Data listing.
----

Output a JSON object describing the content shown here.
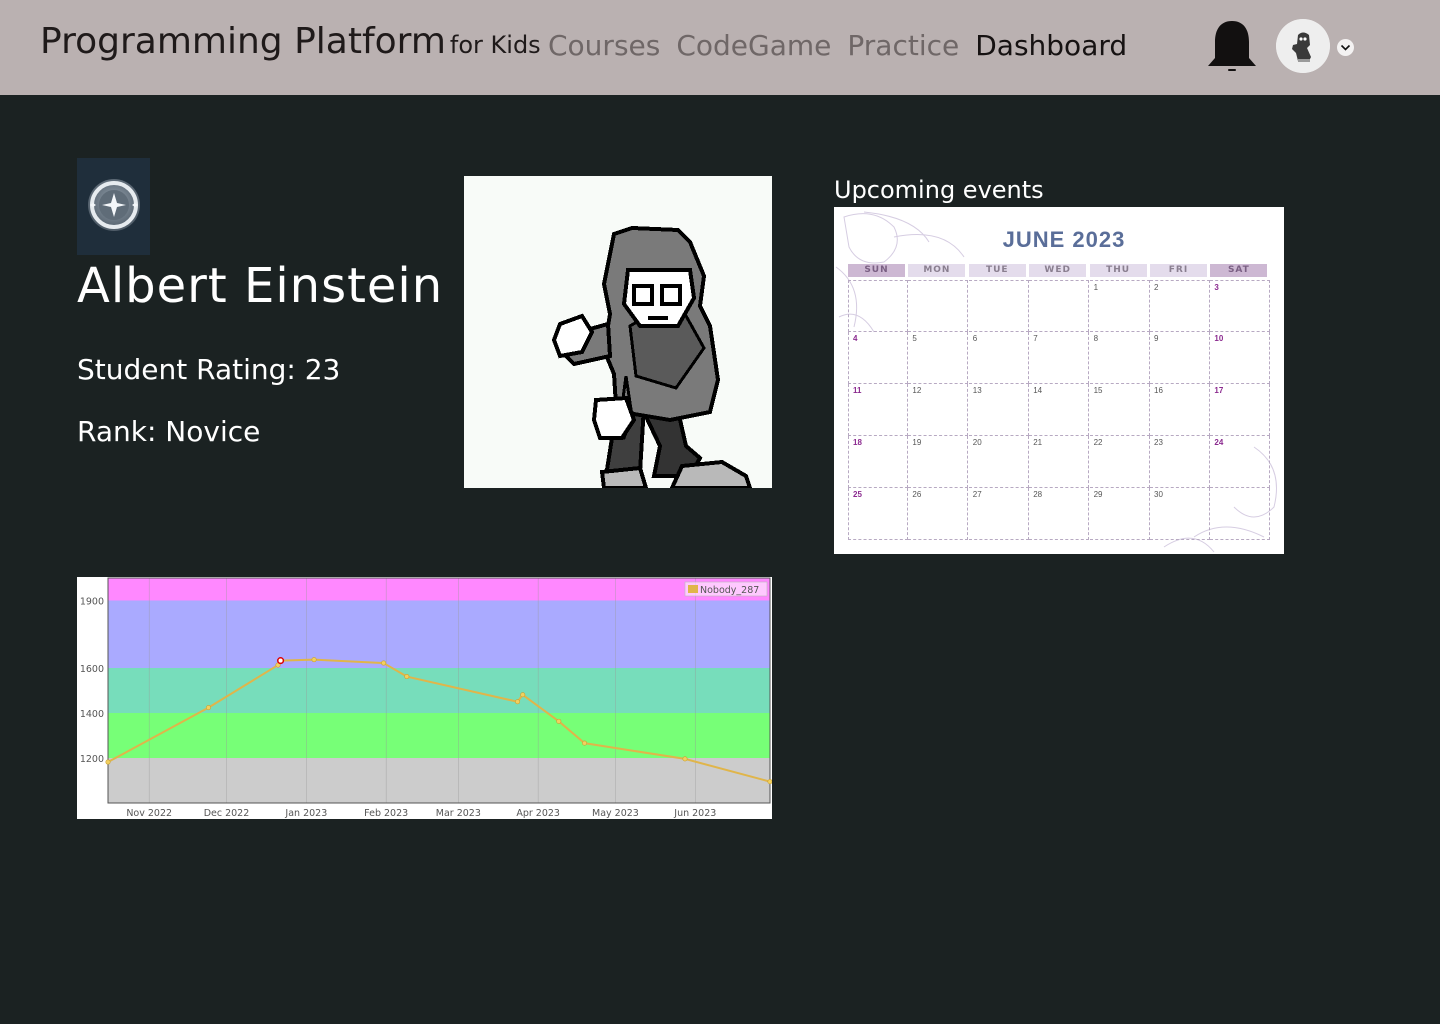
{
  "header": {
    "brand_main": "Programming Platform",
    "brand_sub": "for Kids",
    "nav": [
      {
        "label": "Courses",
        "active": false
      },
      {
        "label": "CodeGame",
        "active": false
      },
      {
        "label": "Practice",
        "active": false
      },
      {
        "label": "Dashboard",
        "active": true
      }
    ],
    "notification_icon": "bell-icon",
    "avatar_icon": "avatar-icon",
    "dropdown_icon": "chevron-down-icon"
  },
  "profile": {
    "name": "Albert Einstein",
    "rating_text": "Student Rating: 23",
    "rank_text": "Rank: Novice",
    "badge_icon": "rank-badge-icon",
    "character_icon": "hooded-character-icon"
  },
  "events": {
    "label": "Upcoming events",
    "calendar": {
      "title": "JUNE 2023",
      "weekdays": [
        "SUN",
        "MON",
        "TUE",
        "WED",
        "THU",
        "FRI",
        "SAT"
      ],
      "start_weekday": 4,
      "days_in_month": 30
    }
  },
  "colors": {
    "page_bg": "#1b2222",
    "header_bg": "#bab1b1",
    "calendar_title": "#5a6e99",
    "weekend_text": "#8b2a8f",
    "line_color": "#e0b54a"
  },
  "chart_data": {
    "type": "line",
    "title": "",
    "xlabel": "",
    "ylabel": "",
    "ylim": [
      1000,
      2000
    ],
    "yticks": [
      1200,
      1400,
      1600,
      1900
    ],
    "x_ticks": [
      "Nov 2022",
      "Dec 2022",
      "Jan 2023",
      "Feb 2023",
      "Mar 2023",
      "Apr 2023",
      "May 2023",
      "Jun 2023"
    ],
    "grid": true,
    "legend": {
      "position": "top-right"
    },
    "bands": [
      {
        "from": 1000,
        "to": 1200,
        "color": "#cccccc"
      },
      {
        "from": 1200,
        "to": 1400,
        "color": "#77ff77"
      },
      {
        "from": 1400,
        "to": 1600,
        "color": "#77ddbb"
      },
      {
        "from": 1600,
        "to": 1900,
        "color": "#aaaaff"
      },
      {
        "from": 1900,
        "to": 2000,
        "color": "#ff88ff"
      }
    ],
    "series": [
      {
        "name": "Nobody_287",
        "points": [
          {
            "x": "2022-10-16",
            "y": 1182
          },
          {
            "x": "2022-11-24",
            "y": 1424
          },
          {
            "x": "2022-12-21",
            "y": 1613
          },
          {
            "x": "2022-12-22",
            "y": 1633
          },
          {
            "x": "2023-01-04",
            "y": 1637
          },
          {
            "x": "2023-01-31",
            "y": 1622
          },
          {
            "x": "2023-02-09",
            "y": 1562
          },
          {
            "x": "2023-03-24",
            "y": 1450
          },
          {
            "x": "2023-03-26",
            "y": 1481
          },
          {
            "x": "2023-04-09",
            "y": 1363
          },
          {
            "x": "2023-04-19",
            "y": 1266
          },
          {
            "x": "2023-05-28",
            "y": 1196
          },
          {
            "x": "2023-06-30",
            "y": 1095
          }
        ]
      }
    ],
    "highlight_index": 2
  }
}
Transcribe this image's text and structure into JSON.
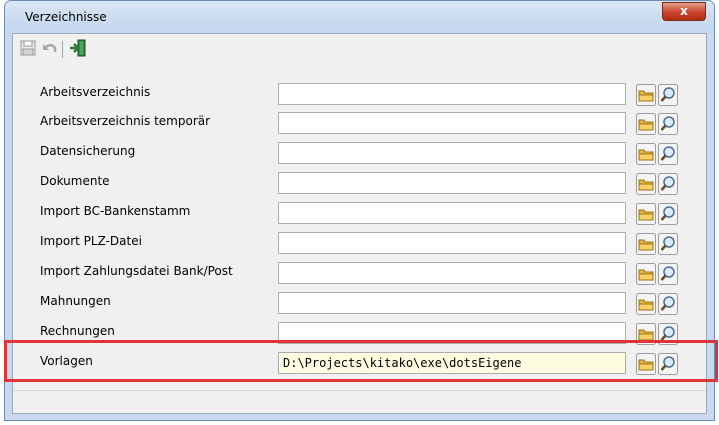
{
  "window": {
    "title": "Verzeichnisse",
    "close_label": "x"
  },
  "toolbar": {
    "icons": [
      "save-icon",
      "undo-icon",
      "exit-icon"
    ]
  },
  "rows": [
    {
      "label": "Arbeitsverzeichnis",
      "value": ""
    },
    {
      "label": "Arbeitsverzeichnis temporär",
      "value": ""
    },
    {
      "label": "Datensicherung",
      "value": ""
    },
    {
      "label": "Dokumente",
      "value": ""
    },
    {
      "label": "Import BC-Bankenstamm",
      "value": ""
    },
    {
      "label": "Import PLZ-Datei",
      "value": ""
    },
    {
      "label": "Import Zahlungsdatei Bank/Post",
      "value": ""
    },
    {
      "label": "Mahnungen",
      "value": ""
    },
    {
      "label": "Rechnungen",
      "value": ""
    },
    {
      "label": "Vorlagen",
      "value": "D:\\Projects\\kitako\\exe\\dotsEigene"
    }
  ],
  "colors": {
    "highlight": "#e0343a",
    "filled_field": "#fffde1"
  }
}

----

Objective.
In the entries above, count each line holding "from" and report the total and nothing more.

Final answer.
5